**Set exercise:**
Please reproduce every record, keeping each one exactly as written.

**Records:**

########################################

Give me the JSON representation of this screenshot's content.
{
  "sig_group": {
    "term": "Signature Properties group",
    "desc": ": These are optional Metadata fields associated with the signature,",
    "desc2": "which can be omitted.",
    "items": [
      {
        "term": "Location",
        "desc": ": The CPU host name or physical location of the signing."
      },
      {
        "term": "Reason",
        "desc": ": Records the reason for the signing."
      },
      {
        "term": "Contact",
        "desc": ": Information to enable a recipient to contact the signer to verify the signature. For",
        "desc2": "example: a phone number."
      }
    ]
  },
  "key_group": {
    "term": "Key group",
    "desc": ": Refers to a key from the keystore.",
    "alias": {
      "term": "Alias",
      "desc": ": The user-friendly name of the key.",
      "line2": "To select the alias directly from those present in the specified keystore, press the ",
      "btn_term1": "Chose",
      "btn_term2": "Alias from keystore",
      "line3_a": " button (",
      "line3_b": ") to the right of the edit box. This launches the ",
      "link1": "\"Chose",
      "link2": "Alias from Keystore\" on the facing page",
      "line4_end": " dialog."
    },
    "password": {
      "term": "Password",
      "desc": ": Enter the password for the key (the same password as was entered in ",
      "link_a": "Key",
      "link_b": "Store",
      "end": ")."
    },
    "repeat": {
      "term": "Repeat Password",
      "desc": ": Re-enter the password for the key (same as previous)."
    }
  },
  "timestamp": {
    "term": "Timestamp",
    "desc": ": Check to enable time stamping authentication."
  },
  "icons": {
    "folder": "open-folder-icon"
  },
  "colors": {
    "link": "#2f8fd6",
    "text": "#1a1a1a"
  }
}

########################################

**Expected answer:**
Give me the JSON representation of this screenshot's content.
{
  "sig_group": {
    "term": "Signature Properties group",
    "desc": ": These are optional Metadata fields associated with the signature,",
    "desc2": "which can be omitted.",
    "items": [
      {
        "term": "Location",
        "desc": ": The CPU host name or physical location of the signing."
      },
      {
        "term": "Reason",
        "desc": ": Records the reason for the signing."
      },
      {
        "term": "Contact",
        "desc": ": Information to enable a recipient to contact the signer to verify the signature. For",
        "desc2": "example: a phone number."
      }
    ]
  },
  "key_group": {
    "term": "Key group",
    "desc": ": Refers to a key from the keystore.",
    "alias": {
      "term": "Alias",
      "desc": ": The user-friendly name of the key.",
      "line2": "To select the alias directly from those present in the specified keystore, press the ",
      "btn_term1": "Chose",
      "btn_term2": "Alias from keystore",
      "line3_a": " button (",
      "line3_b": ") to the right of the edit box. This launches the ",
      "link1": "\"Chose",
      "link2": "Alias from Keystore\" on the facing page",
      "line4_end": " dialog."
    },
    "password": {
      "term": "Password",
      "desc": ": Enter the password for the key (the same password as was entered in ",
      "link_a": "Key",
      "link_b": "Store",
      "end": ")."
    },
    "repeat": {
      "term": "Repeat Password",
      "desc": ": Re-enter the password for the key (same as previous)."
    }
  },
  "timestamp": {
    "term": "Timestamp",
    "desc": ": Check to enable time stamping authentication."
  },
  "icons": {
    "folder": "open-folder-icon"
  },
  "colors": {
    "link": "#2f8fd6",
    "text": "#1a1a1a"
  }
}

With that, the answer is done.